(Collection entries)
# # #

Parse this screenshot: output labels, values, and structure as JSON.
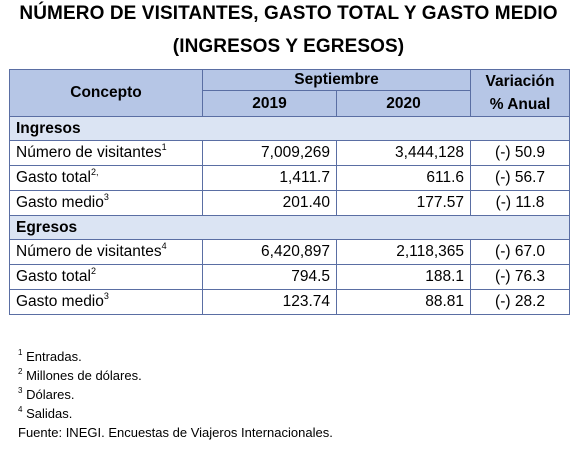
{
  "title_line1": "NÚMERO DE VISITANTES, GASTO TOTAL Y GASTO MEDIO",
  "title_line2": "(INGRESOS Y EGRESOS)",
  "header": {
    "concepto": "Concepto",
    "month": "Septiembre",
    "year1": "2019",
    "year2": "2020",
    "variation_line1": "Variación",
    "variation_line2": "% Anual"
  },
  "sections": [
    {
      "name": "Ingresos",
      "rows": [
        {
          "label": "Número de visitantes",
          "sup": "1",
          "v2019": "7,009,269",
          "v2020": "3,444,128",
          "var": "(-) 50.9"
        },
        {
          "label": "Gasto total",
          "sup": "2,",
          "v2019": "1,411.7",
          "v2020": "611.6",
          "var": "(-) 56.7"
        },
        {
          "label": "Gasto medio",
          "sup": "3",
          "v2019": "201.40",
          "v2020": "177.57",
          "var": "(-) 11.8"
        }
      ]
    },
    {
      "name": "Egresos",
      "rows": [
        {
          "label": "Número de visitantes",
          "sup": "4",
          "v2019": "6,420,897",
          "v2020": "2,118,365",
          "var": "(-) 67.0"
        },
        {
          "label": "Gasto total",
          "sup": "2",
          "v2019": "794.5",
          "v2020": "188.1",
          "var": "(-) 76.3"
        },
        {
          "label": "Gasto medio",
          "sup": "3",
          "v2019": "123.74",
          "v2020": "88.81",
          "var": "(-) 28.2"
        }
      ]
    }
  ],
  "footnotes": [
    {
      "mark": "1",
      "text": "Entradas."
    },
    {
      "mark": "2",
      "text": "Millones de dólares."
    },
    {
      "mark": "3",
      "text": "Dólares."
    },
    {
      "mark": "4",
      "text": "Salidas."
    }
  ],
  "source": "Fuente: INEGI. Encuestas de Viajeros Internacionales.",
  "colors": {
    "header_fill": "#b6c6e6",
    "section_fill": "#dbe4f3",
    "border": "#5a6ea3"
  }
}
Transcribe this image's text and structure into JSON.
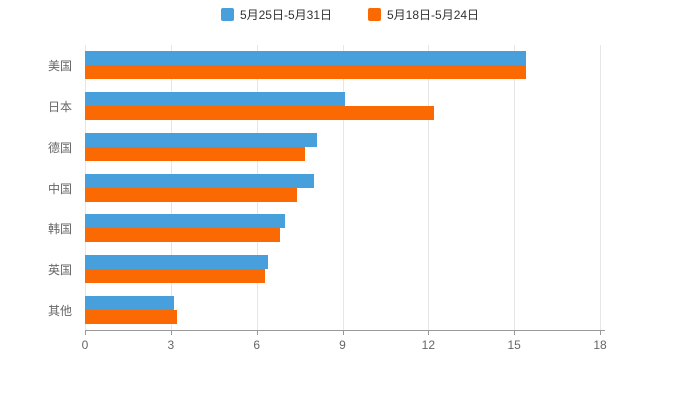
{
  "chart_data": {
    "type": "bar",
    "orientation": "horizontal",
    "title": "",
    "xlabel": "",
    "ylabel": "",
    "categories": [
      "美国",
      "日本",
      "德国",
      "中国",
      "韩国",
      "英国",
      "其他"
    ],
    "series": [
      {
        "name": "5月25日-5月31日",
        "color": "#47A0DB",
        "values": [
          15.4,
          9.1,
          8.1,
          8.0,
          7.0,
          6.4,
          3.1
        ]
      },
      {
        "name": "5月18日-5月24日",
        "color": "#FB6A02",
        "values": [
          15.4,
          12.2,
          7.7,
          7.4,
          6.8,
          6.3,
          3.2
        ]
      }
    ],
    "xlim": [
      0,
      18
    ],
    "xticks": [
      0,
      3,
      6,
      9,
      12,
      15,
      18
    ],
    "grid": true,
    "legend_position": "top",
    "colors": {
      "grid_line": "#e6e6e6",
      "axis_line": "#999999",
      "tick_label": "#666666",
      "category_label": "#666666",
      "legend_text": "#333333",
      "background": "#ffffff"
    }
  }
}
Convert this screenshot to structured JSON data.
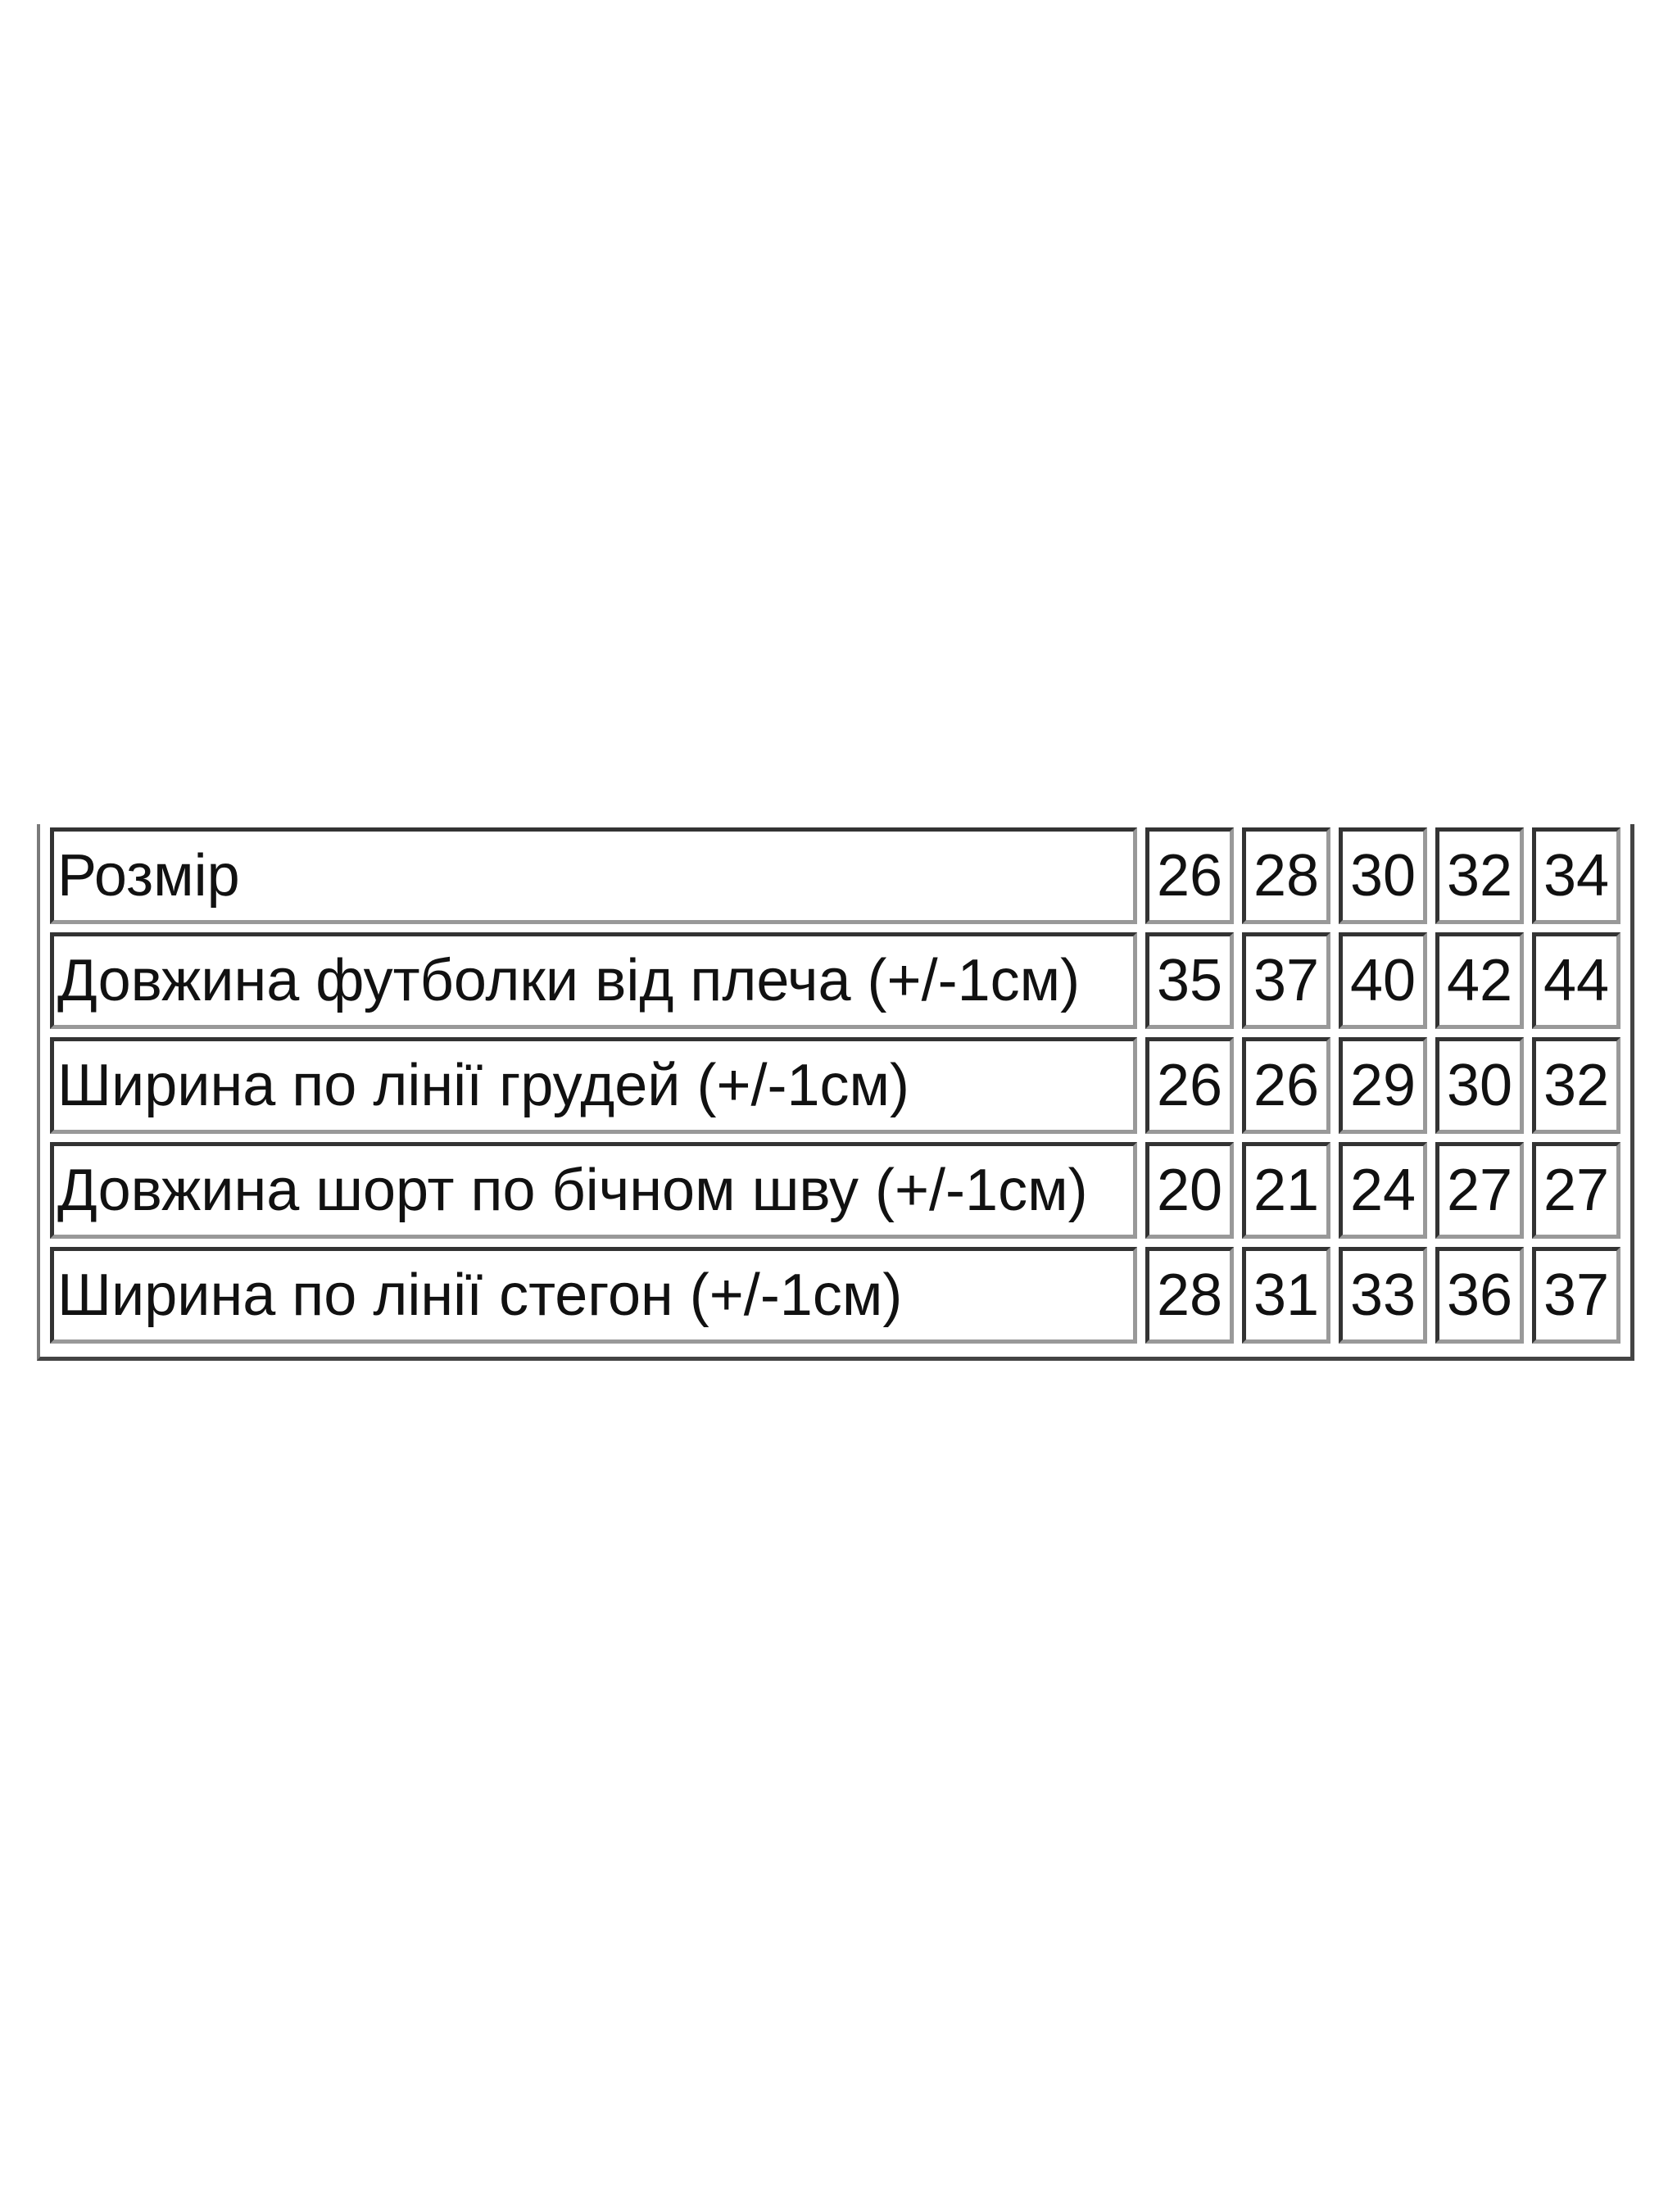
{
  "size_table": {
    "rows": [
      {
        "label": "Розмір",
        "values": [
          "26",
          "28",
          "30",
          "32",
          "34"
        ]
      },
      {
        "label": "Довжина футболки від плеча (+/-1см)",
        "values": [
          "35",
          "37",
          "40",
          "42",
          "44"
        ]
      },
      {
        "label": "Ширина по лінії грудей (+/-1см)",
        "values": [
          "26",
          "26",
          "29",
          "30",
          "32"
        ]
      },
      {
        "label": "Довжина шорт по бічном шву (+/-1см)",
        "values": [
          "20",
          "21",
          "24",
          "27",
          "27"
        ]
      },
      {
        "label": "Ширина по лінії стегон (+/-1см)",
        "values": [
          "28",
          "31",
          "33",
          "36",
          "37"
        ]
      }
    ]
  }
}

# # #

→ DIRECTION
Transcribe every record above exactly as written, leaving out any pictures.

→ TASK OUTPUT
Parse this screenshot: output labels, values, and structure as JSON.
{
  "title_line1": "NÚMERO DE VISITANTES, GASTO TOTAL Y GASTO MEDIO",
  "title_line2": "(INGRESOS Y EGRESOS)",
  "header": {
    "concepto": "Concepto",
    "month": "Septiembre",
    "year1": "2019",
    "year2": "2020",
    "variation_line1": "Variación",
    "variation_line2": "% Anual"
  },
  "sections": [
    {
      "name": "Ingresos",
      "rows": [
        {
          "label": "Número de visitantes",
          "sup": "1",
          "v2019": "7,009,269",
          "v2020": "3,444,128",
          "var": "(-) 50.9"
        },
        {
          "label": "Gasto total",
          "sup": "2,",
          "v2019": "1,411.7",
          "v2020": "611.6",
          "var": "(-) 56.7"
        },
        {
          "label": "Gasto medio",
          "sup": "3",
          "v2019": "201.40",
          "v2020": "177.57",
          "var": "(-) 11.8"
        }
      ]
    },
    {
      "name": "Egresos",
      "rows": [
        {
          "label": "Número de visitantes",
          "sup": "4",
          "v2019": "6,420,897",
          "v2020": "2,118,365",
          "var": "(-) 67.0"
        },
        {
          "label": "Gasto total",
          "sup": "2",
          "v2019": "794.5",
          "v2020": "188.1",
          "var": "(-) 76.3"
        },
        {
          "label": "Gasto medio",
          "sup": "3",
          "v2019": "123.74",
          "v2020": "88.81",
          "var": "(-) 28.2"
        }
      ]
    }
  ],
  "footnotes": [
    {
      "mark": "1",
      "text": "Entradas."
    },
    {
      "mark": "2",
      "text": "Millones de dólares."
    },
    {
      "mark": "3",
      "text": "Dólares."
    },
    {
      "mark": "4",
      "text": "Salidas."
    }
  ],
  "source": "Fuente: INEGI. Encuestas de Viajeros Internacionales.",
  "colors": {
    "header_fill": "#b6c6e6",
    "section_fill": "#dbe4f3",
    "border": "#5a6ea3"
  }
}
Transcribe this image's text and structure into JSON.
{
  "chart_data": {
    "type": "bar",
    "orientation": "horizontal",
    "title": "",
    "xlabel": "",
    "ylabel": "",
    "categories": [
      "美国",
      "日本",
      "德国",
      "中国",
      "韩国",
      "英国",
      "其他"
    ],
    "series": [
      {
        "name": "5月25日-5月31日",
        "color": "#47A0DB",
        "values": [
          15.4,
          9.1,
          8.1,
          8.0,
          7.0,
          6.4,
          3.1
        ]
      },
      {
        "name": "5月18日-5月24日",
        "color": "#FB6A02",
        "values": [
          15.4,
          12.2,
          7.7,
          7.4,
          6.8,
          6.3,
          3.2
        ]
      }
    ],
    "xlim": [
      0,
      18
    ],
    "xticks": [
      0,
      3,
      6,
      9,
      12,
      15,
      18
    ],
    "grid": true,
    "legend_position": "top",
    "colors": {
      "grid_line": "#e6e6e6",
      "axis_line": "#999999",
      "tick_label": "#666666",
      "category_label": "#666666",
      "legend_text": "#333333",
      "background": "#ffffff"
    }
  }
}
Convert this screenshot to structured JSON data.
{
  "size_table": {
    "rows": [
      {
        "label": "Розмір",
        "values": [
          "26",
          "28",
          "30",
          "32",
          "34"
        ]
      },
      {
        "label": "Довжина футболки від плеча (+/-1см)",
        "values": [
          "35",
          "37",
          "40",
          "42",
          "44"
        ]
      },
      {
        "label": "Ширина по лінії грудей (+/-1см)",
        "values": [
          "26",
          "26",
          "29",
          "30",
          "32"
        ]
      },
      {
        "label": "Довжина шорт по бічном шву (+/-1см)",
        "values": [
          "20",
          "21",
          "24",
          "27",
          "27"
        ]
      },
      {
        "label": "Ширина по лінії стегон (+/-1см)",
        "values": [
          "28",
          "31",
          "33",
          "36",
          "37"
        ]
      }
    ]
  }
}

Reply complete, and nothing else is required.